→ **PROBLEM**
Search the material below for the word "icon" and copy every line in which it occurs.

▬▬▬▬▬▬▬▬▬▬

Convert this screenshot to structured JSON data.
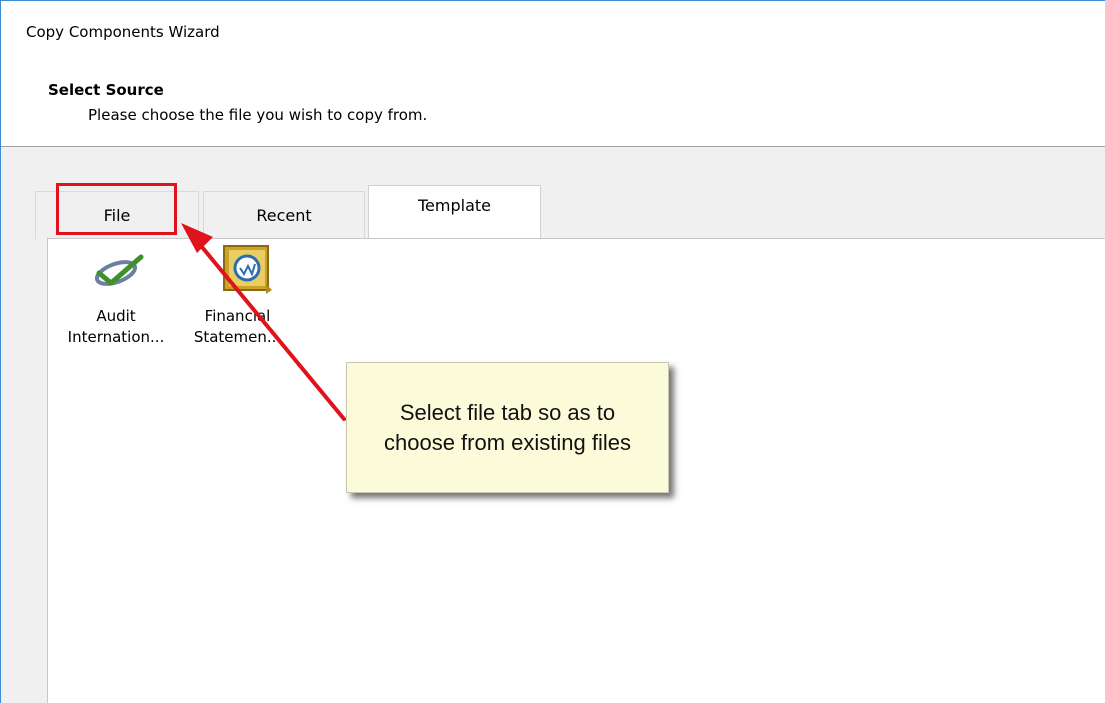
{
  "window": {
    "title": "Copy Components Wizard"
  },
  "header": {
    "section_title": "Select Source",
    "section_description": "Please choose the file you wish to copy from."
  },
  "tabs": [
    {
      "label": "File",
      "active": false
    },
    {
      "label": "Recent",
      "active": false
    },
    {
      "label": "Template",
      "active": true
    }
  ],
  "templates": [
    {
      "name_line1": "Audit",
      "name_line2": "Internation...",
      "icon": "audit-checkmark-icon"
    },
    {
      "name_line1": "Financial",
      "name_line2": "Statemen...",
      "icon": "financial-statement-icon"
    }
  ],
  "annotation": {
    "text": "Select file tab so as to choose from existing files",
    "highlight_color": "#e0121b",
    "callout_color": "#fbfbd9"
  },
  "colors": {
    "window_border": "#3b8ed6",
    "panel_background": "#f0f0f0"
  }
}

▬▬▬▬▬▬▬▬▬▬

→ **RESPONSE BELOW**
      "icon": "audit-checkmark-icon"
      "icon": "financial-statement-icon"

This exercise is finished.